>> begin MATERIAL TO PROCESS
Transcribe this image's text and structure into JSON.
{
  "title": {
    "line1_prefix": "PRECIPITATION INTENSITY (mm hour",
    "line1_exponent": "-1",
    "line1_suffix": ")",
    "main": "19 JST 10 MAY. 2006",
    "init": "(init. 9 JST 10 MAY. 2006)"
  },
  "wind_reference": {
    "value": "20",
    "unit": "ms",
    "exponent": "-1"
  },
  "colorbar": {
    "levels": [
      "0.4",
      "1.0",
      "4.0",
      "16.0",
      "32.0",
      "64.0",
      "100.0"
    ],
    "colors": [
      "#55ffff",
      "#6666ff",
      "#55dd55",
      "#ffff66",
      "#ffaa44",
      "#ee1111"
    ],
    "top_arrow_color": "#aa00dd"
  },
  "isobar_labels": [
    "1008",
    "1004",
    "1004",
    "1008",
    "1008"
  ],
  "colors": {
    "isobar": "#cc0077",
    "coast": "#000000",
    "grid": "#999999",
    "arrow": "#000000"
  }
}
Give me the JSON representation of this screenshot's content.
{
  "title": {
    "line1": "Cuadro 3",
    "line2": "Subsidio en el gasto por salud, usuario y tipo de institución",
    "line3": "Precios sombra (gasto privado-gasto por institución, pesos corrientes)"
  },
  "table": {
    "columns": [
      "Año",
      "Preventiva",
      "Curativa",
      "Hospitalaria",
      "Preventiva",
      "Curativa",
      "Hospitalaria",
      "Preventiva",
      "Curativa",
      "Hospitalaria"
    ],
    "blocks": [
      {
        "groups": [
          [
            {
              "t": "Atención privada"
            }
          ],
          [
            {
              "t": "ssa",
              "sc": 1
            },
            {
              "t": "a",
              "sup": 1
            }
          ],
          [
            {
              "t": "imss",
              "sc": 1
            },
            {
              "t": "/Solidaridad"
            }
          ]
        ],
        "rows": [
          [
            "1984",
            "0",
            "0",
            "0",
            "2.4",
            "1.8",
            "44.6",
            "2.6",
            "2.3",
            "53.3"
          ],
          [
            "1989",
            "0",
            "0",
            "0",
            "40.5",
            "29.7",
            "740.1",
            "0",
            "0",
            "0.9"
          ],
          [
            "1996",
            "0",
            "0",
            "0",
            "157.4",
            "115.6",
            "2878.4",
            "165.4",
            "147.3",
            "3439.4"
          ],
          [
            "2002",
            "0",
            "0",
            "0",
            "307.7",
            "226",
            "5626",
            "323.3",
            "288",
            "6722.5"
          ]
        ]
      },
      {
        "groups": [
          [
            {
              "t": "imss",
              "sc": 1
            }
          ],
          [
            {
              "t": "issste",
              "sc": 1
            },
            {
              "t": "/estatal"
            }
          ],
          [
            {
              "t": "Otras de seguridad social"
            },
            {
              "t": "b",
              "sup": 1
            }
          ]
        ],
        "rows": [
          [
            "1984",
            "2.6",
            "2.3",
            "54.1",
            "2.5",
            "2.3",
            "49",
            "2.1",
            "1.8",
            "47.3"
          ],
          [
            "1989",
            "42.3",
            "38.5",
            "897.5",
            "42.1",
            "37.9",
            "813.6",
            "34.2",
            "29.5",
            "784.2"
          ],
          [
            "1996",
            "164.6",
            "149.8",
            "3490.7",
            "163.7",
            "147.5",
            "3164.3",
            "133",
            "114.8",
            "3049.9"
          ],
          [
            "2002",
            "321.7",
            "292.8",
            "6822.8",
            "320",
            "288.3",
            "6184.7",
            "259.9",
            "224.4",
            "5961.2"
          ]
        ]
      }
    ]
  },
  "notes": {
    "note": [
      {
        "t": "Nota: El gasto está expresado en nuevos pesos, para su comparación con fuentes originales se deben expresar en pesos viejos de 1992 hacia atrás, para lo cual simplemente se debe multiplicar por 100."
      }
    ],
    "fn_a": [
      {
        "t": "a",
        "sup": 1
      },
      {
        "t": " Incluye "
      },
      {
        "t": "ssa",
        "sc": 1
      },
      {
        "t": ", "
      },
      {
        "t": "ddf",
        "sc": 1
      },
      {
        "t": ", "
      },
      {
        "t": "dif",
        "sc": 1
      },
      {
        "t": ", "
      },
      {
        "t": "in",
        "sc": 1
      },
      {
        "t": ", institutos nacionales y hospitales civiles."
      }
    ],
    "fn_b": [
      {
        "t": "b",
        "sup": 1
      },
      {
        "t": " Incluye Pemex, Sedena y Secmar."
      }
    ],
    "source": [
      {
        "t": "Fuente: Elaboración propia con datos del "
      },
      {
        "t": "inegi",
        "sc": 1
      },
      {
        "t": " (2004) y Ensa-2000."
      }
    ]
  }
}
>> end MATERIAL TO PROCESS
- **EXERCISE DETAILS**: Using the material above, gather every line that includes "JSON".

- **FINAL RESULT**:
Transcribe this image's text and structure into JSON.
Give me the JSON representation of this screenshot's content.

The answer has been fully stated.